▶ Problem to solve: Write out the whole listing again, exactly as given.

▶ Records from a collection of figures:
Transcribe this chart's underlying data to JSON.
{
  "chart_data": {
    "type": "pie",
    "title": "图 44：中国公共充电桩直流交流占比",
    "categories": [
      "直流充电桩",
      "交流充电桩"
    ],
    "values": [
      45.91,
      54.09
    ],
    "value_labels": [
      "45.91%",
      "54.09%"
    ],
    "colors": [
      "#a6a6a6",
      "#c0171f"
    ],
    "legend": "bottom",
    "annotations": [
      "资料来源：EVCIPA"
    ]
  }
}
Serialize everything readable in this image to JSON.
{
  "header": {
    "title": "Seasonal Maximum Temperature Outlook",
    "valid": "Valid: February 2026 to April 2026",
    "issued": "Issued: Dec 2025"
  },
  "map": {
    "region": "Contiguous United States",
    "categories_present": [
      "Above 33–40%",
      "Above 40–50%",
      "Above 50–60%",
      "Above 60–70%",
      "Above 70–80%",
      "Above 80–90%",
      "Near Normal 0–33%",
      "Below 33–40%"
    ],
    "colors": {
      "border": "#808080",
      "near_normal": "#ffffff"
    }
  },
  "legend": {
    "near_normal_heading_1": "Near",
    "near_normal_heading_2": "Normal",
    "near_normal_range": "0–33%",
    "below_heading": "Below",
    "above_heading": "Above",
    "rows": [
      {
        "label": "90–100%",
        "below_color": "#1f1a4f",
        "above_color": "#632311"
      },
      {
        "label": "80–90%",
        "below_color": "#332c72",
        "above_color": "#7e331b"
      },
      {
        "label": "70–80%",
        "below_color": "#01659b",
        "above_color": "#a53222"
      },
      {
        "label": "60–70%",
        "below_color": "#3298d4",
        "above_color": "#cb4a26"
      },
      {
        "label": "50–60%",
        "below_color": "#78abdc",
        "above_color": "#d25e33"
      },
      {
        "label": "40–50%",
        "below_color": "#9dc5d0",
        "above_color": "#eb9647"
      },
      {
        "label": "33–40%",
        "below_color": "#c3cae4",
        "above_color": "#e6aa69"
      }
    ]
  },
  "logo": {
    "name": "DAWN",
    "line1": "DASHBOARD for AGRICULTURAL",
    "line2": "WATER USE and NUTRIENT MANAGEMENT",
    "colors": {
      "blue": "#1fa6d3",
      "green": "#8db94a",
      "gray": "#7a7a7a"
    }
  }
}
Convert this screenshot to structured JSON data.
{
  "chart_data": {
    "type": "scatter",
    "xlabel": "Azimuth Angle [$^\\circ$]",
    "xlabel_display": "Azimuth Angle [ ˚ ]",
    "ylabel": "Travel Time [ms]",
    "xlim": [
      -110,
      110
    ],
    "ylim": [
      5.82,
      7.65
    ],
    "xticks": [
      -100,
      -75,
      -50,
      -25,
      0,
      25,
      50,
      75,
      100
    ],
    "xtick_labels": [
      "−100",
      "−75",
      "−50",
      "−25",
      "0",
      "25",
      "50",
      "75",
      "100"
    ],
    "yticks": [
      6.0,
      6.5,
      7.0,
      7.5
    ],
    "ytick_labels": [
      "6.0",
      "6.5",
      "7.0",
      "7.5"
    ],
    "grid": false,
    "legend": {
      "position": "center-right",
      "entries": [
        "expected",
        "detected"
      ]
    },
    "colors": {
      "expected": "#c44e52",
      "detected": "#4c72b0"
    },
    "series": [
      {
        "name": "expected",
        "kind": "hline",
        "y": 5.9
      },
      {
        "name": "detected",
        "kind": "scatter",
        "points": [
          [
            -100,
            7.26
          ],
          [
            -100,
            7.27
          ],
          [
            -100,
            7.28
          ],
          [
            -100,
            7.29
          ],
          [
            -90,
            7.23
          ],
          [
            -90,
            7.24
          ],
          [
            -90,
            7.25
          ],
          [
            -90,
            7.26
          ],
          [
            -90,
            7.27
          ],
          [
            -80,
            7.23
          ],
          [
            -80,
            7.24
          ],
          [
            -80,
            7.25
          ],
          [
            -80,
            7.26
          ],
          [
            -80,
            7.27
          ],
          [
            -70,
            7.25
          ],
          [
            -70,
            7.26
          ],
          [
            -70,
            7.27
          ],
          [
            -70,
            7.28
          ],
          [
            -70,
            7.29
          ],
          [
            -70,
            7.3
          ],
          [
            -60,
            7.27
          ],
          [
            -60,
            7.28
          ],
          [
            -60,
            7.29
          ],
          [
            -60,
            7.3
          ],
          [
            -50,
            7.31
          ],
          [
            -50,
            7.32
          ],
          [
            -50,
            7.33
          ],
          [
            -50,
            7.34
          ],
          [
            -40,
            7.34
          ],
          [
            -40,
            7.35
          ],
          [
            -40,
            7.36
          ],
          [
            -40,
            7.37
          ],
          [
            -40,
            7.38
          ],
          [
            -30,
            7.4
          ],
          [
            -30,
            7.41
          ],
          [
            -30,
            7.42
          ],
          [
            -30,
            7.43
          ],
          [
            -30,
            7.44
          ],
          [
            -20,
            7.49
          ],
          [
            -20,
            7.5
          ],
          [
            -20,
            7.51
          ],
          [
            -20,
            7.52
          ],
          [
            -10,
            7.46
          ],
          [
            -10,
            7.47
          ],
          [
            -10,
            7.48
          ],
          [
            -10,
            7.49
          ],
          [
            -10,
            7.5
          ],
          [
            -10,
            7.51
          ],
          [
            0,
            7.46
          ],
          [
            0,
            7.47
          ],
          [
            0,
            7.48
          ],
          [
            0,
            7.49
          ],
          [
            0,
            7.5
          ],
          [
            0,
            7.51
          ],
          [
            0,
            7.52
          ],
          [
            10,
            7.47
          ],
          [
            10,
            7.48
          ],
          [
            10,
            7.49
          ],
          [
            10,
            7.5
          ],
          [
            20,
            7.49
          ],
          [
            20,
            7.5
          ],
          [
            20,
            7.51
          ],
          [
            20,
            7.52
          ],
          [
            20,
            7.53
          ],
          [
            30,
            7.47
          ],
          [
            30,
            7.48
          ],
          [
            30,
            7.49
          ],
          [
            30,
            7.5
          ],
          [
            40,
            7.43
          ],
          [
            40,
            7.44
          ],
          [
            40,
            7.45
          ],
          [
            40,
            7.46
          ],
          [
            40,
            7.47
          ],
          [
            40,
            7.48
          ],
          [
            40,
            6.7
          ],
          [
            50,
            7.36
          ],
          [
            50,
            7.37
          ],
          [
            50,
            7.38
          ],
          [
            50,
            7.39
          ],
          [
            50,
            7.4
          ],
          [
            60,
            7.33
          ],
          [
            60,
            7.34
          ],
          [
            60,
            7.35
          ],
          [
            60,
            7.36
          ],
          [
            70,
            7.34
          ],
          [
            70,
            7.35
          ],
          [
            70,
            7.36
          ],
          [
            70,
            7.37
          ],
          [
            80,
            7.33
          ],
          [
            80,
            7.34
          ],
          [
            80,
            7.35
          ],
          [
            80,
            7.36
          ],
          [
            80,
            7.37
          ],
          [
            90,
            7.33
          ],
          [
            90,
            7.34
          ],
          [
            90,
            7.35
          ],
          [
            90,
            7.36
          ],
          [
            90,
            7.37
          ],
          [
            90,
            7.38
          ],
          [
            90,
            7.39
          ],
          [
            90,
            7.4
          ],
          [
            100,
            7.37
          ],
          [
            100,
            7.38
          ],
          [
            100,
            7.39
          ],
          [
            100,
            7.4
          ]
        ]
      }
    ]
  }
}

▶ Written response:
Transcribe this chart's underlying data to JSON.
{
  "chart_data": {
    "type": "pie",
    "title": "图 44：中国公共充电桩直流交流占比",
    "categories": [
      "直流充电桩",
      "交流充电桩"
    ],
    "values": [
      45.91,
      54.09
    ],
    "value_labels": [
      "45.91%",
      "54.09%"
    ],
    "colors": [
      "#a6a6a6",
      "#c0171f"
    ],
    "legend": "bottom",
    "annotations": [
      "资料来源：EVCIPA"
    ]
  }
}
Serialize everything readable in this image to JSON.
{
  "header": {
    "title": "Seasonal Maximum Temperature Outlook",
    "valid": "Valid: February 2026 to April 2026",
    "issued": "Issued: Dec 2025"
  },
  "map": {
    "region": "Contiguous United States",
    "categories_present": [
      "Above 33–40%",
      "Above 40–50%",
      "Above 50–60%",
      "Above 60–70%",
      "Above 70–80%",
      "Above 80–90%",
      "Near Normal 0–33%",
      "Below 33–40%"
    ],
    "colors": {
      "border": "#808080",
      "near_normal": "#ffffff"
    }
  },
  "legend": {
    "near_normal_heading_1": "Near",
    "near_normal_heading_2": "Normal",
    "near_normal_range": "0–33%",
    "below_heading": "Below",
    "above_heading": "Above",
    "rows": [
      {
        "label": "90–100%",
        "below_color": "#1f1a4f",
        "above_color": "#632311"
      },
      {
        "label": "80–90%",
        "below_color": "#332c72",
        "above_color": "#7e331b"
      },
      {
        "label": "70–80%",
        "below_color": "#01659b",
        "above_color": "#a53222"
      },
      {
        "label": "60–70%",
        "below_color": "#3298d4",
        "above_color": "#cb4a26"
      },
      {
        "label": "50–60%",
        "below_color": "#78abdc",
        "above_color": "#d25e33"
      },
      {
        "label": "40–50%",
        "below_color": "#9dc5d0",
        "above_color": "#eb9647"
      },
      {
        "label": "33–40%",
        "below_color": "#c3cae4",
        "above_color": "#e6aa69"
      }
    ]
  },
  "logo": {
    "name": "DAWN",
    "line1": "DASHBOARD for AGRICULTURAL",
    "line2": "WATER USE and NUTRIENT MANAGEMENT",
    "colors": {
      "blue": "#1fa6d3",
      "green": "#8db94a",
      "gray": "#7a7a7a"
    }
  }
}
Convert this screenshot to structured JSON data.
{
  "chart_data": {
    "type": "scatter",
    "xlabel": "Azimuth Angle [$^\\circ$]",
    "xlabel_display": "Azimuth Angle [ ˚ ]",
    "ylabel": "Travel Time [ms]",
    "xlim": [
      -110,
      110
    ],
    "ylim": [
      5.82,
      7.65
    ],
    "xticks": [
      -100,
      -75,
      -50,
      -25,
      0,
      25,
      50,
      75,
      100
    ],
    "xtick_labels": [
      "−100",
      "−75",
      "−50",
      "−25",
      "0",
      "25",
      "50",
      "75",
      "100"
    ],
    "yticks": [
      6.0,
      6.5,
      7.0,
      7.5
    ],
    "ytick_labels": [
      "6.0",
      "6.5",
      "7.0",
      "7.5"
    ],
    "grid": false,
    "legend": {
      "position": "center-right",
      "entries": [
        "expected",
        "detected"
      ]
    },
    "colors": {
      "expected": "#c44e52",
      "detected": "#4c72b0"
    },
    "series": [
      {
        "name": "expected",
        "kind": "hline",
        "y": 5.9
      },
      {
        "name": "detected",
        "kind": "scatter",
        "points": [
          [
            -100,
            7.26
          ],
          [
            -100,
            7.27
          ],
          [
            -100,
            7.28
          ],
          [
            -100,
            7.29
          ],
          [
            -90,
            7.23
          ],
          [
            -90,
            7.24
          ],
          [
            -90,
            7.25
          ],
          [
            -90,
            7.26
          ],
          [
            -90,
            7.27
          ],
          [
            -80,
            7.23
          ],
          [
            -80,
            7.24
          ],
          [
            -80,
            7.25
          ],
          [
            -80,
            7.26
          ],
          [
            -80,
            7.27
          ],
          [
            -70,
            7.25
          ],
          [
            -70,
            7.26
          ],
          [
            -70,
            7.27
          ],
          [
            -70,
            7.28
          ],
          [
            -70,
            7.29
          ],
          [
            -70,
            7.3
          ],
          [
            -60,
            7.27
          ],
          [
            -60,
            7.28
          ],
          [
            -60,
            7.29
          ],
          [
            -60,
            7.3
          ],
          [
            -50,
            7.31
          ],
          [
            -50,
            7.32
          ],
          [
            -50,
            7.33
          ],
          [
            -50,
            7.34
          ],
          [
            -40,
            7.34
          ],
          [
            -40,
            7.35
          ],
          [
            -40,
            7.36
          ],
          [
            -40,
            7.37
          ],
          [
            -40,
            7.38
          ],
          [
            -30,
            7.4
          ],
          [
            -30,
            7.41
          ],
          [
            -30,
            7.42
          ],
          [
            -30,
            7.43
          ],
          [
            -30,
            7.44
          ],
          [
            -20,
            7.49
          ],
          [
            -20,
            7.5
          ],
          [
            -20,
            7.51
          ],
          [
            -20,
            7.52
          ],
          [
            -10,
            7.46
          ],
          [
            -10,
            7.47
          ],
          [
            -10,
            7.48
          ],
          [
            -10,
            7.49
          ],
          [
            -10,
            7.5
          ],
          [
            -10,
            7.51
          ],
          [
            0,
            7.46
          ],
          [
            0,
            7.47
          ],
          [
            0,
            7.48
          ],
          [
            0,
            7.49
          ],
          [
            0,
            7.5
          ],
          [
            0,
            7.51
          ],
          [
            0,
            7.52
          ],
          [
            10,
            7.47
          ],
          [
            10,
            7.48
          ],
          [
            10,
            7.49
          ],
          [
            10,
            7.5
          ],
          [
            20,
            7.49
          ],
          [
            20,
            7.5
          ],
          [
            20,
            7.51
          ],
          [
            20,
            7.52
          ],
          [
            20,
            7.53
          ],
          [
            30,
            7.47
          ],
          [
            30,
            7.48
          ],
          [
            30,
            7.49
          ],
          [
            30,
            7.5
          ],
          [
            40,
            7.43
          ],
          [
            40,
            7.44
          ],
          [
            40,
            7.45
          ],
          [
            40,
            7.46
          ],
          [
            40,
            7.47
          ],
          [
            40,
            7.48
          ],
          [
            40,
            6.7
          ],
          [
            50,
            7.36
          ],
          [
            50,
            7.37
          ],
          [
            50,
            7.38
          ],
          [
            50,
            7.39
          ],
          [
            50,
            7.4
          ],
          [
            60,
            7.33
          ],
          [
            60,
            7.34
          ],
          [
            60,
            7.35
          ],
          [
            60,
            7.36
          ],
          [
            70,
            7.34
          ],
          [
            70,
            7.35
          ],
          [
            70,
            7.36
          ],
          [
            70,
            7.37
          ],
          [
            80,
            7.33
          ],
          [
            80,
            7.34
          ],
          [
            80,
            7.35
          ],
          [
            80,
            7.36
          ],
          [
            80,
            7.37
          ],
          [
            90,
            7.33
          ],
          [
            90,
            7.34
          ],
          [
            90,
            7.35
          ],
          [
            90,
            7.36
          ],
          [
            90,
            7.37
          ],
          [
            90,
            7.38
          ],
          [
            90,
            7.39
          ],
          [
            90,
            7.4
          ],
          [
            100,
            7.37
          ],
          [
            100,
            7.38
          ],
          [
            100,
            7.39
          ],
          [
            100,
            7.4
          ]
        ]
      }
    ]
  }
}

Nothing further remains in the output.